WHAT YOU WILL DO —
Locate every line in the records below that contains the word "normal", and copy each one.

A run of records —
======

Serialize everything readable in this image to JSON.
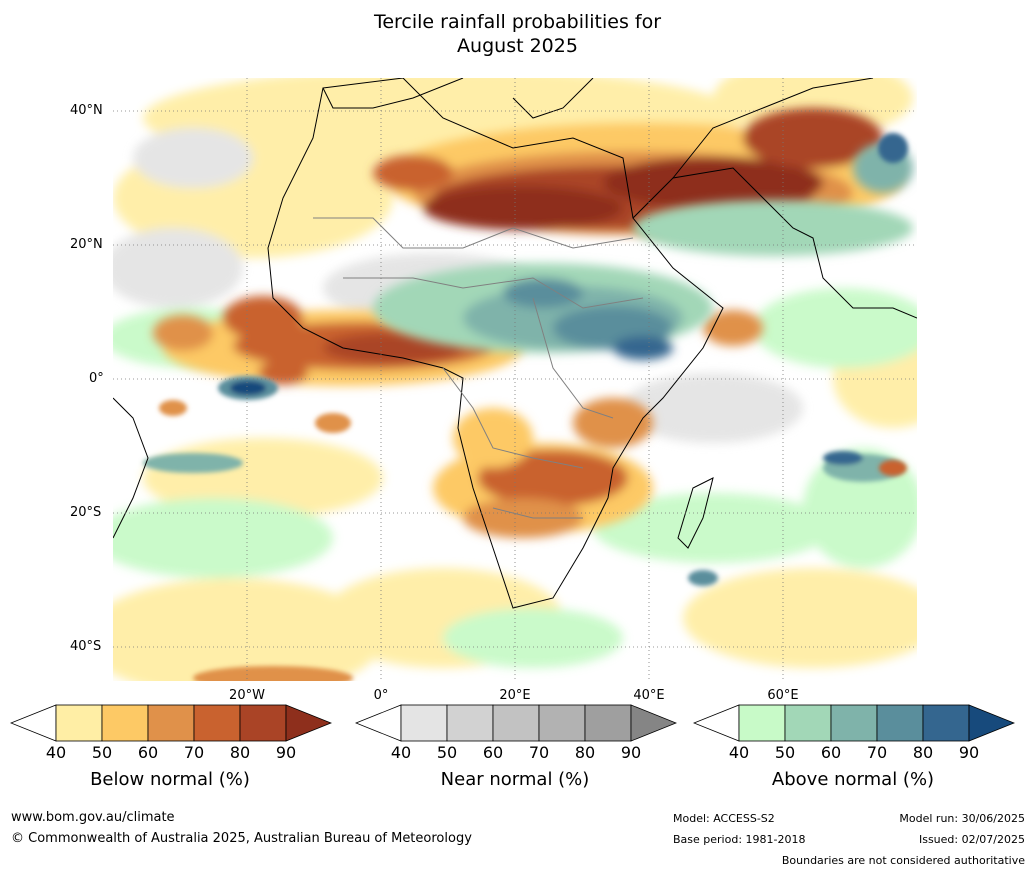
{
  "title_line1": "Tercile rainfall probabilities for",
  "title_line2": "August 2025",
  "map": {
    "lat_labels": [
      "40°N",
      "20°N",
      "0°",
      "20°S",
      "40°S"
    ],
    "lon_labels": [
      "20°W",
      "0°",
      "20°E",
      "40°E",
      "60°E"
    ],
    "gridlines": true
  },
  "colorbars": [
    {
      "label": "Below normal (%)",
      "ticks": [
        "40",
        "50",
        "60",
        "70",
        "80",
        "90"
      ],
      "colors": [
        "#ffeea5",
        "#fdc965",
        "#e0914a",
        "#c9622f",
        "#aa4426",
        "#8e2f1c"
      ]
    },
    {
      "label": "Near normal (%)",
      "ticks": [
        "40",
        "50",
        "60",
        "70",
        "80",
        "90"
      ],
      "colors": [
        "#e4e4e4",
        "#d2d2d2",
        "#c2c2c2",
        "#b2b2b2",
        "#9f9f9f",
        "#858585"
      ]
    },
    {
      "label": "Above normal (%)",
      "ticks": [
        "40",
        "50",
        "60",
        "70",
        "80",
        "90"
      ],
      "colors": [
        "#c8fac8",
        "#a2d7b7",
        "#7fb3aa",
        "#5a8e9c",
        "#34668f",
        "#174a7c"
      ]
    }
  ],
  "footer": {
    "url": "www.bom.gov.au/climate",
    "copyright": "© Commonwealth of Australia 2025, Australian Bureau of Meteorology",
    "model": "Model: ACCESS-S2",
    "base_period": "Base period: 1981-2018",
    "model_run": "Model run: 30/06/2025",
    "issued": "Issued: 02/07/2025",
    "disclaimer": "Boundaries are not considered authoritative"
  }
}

======

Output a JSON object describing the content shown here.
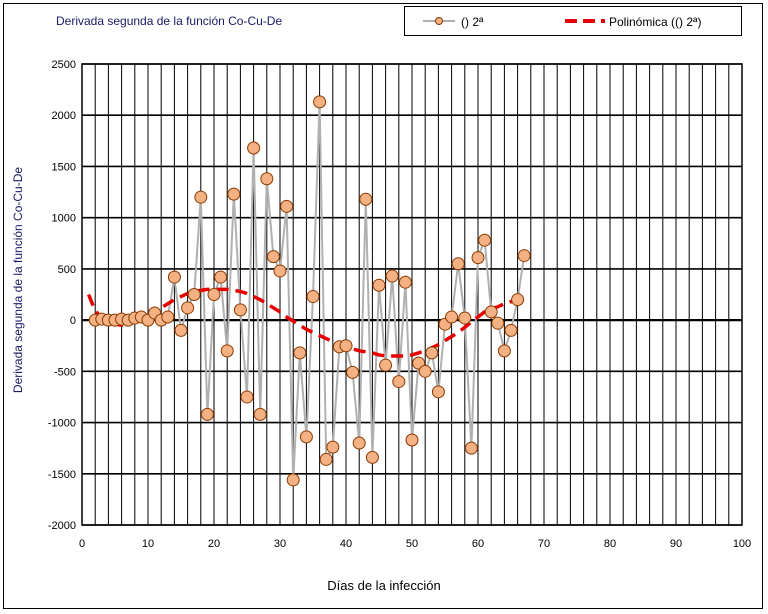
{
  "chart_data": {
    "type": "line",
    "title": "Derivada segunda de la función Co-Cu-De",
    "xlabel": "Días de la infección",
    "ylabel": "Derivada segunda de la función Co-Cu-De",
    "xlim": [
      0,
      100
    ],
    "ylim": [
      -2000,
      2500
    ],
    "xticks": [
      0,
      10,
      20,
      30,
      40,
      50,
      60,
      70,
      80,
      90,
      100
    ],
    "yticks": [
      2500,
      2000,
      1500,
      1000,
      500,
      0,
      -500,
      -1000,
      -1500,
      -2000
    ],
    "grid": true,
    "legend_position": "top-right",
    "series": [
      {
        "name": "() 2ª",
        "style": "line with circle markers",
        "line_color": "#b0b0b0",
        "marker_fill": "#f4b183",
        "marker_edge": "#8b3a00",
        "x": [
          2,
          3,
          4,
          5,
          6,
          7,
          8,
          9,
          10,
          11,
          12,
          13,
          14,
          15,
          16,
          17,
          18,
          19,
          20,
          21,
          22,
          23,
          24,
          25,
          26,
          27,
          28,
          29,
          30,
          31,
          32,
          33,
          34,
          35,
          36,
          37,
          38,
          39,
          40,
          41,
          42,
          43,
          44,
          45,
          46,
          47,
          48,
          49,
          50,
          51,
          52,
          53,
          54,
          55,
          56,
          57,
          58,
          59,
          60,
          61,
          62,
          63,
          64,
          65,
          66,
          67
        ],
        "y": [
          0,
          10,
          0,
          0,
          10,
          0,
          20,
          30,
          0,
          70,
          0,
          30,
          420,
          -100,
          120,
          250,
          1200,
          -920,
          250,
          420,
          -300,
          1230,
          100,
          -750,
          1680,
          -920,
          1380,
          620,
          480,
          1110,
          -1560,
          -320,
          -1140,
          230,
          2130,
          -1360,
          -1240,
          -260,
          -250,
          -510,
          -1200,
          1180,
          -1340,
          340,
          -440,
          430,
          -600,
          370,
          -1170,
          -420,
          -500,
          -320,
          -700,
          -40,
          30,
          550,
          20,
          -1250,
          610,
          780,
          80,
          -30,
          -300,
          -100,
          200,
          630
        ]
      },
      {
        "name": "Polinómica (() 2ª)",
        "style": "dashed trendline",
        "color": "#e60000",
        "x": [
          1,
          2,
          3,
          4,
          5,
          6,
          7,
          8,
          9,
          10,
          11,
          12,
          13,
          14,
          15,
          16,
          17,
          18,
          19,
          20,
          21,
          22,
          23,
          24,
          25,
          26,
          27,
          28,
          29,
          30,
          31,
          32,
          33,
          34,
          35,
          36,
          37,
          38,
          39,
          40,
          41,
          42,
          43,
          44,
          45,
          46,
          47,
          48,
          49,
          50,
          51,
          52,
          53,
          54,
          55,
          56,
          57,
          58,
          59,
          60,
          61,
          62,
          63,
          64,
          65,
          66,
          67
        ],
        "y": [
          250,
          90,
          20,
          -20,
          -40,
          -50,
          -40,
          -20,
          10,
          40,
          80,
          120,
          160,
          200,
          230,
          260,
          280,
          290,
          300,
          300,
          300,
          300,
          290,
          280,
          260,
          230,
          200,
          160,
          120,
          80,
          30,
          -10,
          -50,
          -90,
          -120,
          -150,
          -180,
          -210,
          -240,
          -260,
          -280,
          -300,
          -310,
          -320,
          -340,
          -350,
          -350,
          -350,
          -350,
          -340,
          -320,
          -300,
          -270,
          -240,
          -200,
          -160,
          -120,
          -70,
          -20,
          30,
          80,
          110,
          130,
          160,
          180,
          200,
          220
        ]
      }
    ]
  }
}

======

PROBLEM SOLUTION —
      "label": "Below normal (%)",
      "label": "Near normal (%)",
      "label": "Above normal (%)",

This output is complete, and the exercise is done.